◆ Problem: Copy out the data exactly, leaving the pictures behind.

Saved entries

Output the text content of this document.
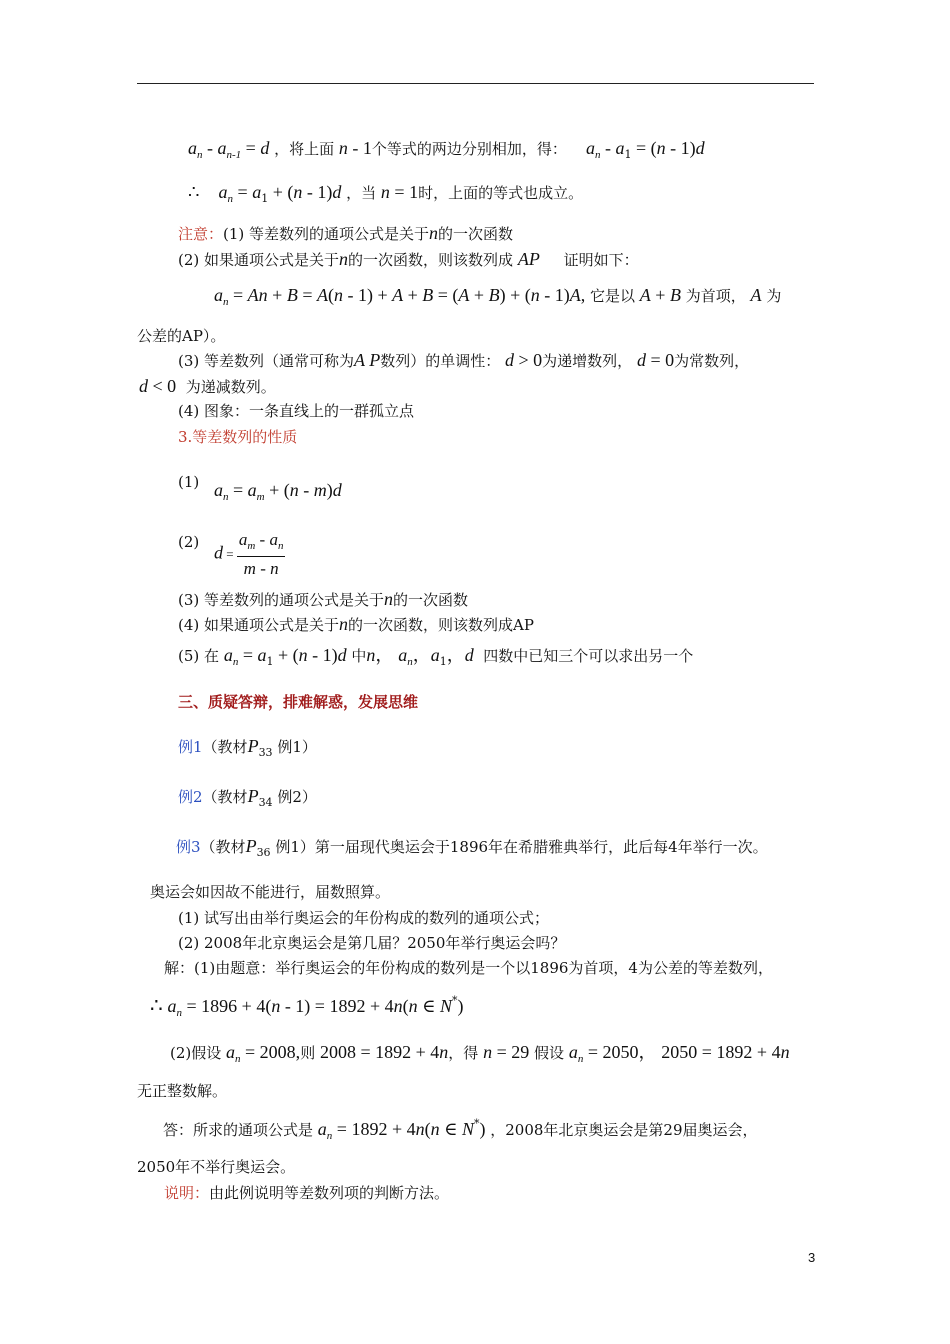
$a_n - a_{n-1} = d$ ，将上面 n - 1个等式的两边分别相加，得： $a_n - a_1 = (n - 1)d$
∴ $a_n = a_1 + (n - 1)d$ ，当 n = 1时，上面的等式也成立。
注意：(1) 等差数列的通项公式是关于n的一次函数
(2) 如果通项公式是关于n的一次函数，则该数列成 AP 证明如下：
$a_n = An + B = A(n - 1) + A + B = (A + B) + (n - 1)A$, 它是以 A + B 为首项， A 为
公差的AP）。
(3) 等差数列（通常可称为A P数列）的单调性： d > 0为递增数列， d = 0为常数列，
d < 0 为递减数列。
(4) 图象：一条直线上的一群孤立点
3.等差数列的性质
(1) $a_n = a_m + (n - m)d$
(2)
$d = \frac{a_m - a_n}{m - n}$
(3) 等差数列的通项公式是关于n的一次函数
(4) 如果通项公式是关于n的一次函数，则该数列成AP
(5) 在 $a_n = a_1 + (n - 1)d$ 中n， $a_n$，$a_1$，d 四数中已知三个可以求出另一个
三、质疑答辩，排难解惑，发展思维
例1（教材$P_{33}$ 例1）
例2（教材$P_{34}$ 例2）
例3（教材$P_{36}$ 例1）第一届现代奥运会于1896年在希腊雅典举行，此后每4年举行一次。
奥运会如因故不能进行，届数照算。
(1) 试写出由举行奥运会的年份构成的数列的通项公式；
(2) 2008年北京奥运会是第几届？2050年举行奥运会吗？
解：(1)由题意：举行奥运会的年份构成的数列是一个以1896为首项，4为公差的等差数列，
∴ $a_n = 1896 + 4(n - 1) = 1892 + 4n(n$ ∈ N*)
(2)假设 $a_n = 2008$,则 2008 = 1892 + 4n，得 n = 29 假设 $a_n = 2050$， 2050 = 1892 + 4n
无正整数解。
答：所求的通项公式是 $a_n = 1892 + 4n(n$ ∈ N*) ，2008年北京奥运会是第29届奥运会，
2050年不举行奥运会。
说明：由此例说明等差数列项的判断方法。
3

◆ Completed task:
Output the text content of this document.
$a_n - a_{n-1} = d$ ，将上面 n - 1个等式的两边分别相加，得： $a_n - a_1 = (n - 1)d$
∴ $a_n = a_1 + (n - 1)d$ ，当 n = 1时，上面的等式也成立。
注意：(1) 等差数列的通项公式是关于n的一次函数
(2) 如果通项公式是关于n的一次函数，则该数列成 AP 证明如下：
$a_n = An + B = A(n - 1) + A + B = (A + B) + (n - 1)A$, 它是以 A + B 为首项， A 为
公差的AP）。
(3) 等差数列（通常可称为A P数列）的单调性： d > 0为递增数列， d = 0为常数列，
d < 0 为递减数列。
(4) 图象：一条直线上的一群孤立点
3.等差数列的性质
(1) $a_n = a_m + (n - m)d$
(2)
$d = \frac{a_m - a_n}{m - n}$
(3) 等差数列的通项公式是关于n的一次函数
(4) 如果通项公式是关于n的一次函数，则该数列成AP
(5) 在 $a_n = a_1 + (n - 1)d$ 中n， $a_n$，$a_1$，d 四数中已知三个可以求出另一个
三、质疑答辩，排难解惑，发展思维
例1（教材$P_{33}$ 例1）
例2（教材$P_{34}$ 例2）
例3（教材$P_{36}$ 例1）第一届现代奥运会于1896年在希腊雅典举行，此后每4年举行一次。
奥运会如因故不能进行，届数照算。
(1) 试写出由举行奥运会的年份构成的数列的通项公式；
(2) 2008年北京奥运会是第几届？2050年举行奥运会吗？
解：(1)由题意：举行奥运会的年份构成的数列是一个以1896为首项，4为公差的等差数列，
∴ $a_n = 1896 + 4(n - 1) = 1892 + 4n(n$ ∈ N*)
(2)假设 $a_n = 2008$,则 2008 = 1892 + 4n，得 n = 29 假设 $a_n = 2050$， 2050 = 1892 + 4n
无正整数解。
答：所求的通项公式是 $a_n = 1892 + 4n(n$ ∈ N*) ，2008年北京奥运会是第29届奥运会，
2050年不举行奥运会。
说明：由此例说明等差数列项的判断方法。
3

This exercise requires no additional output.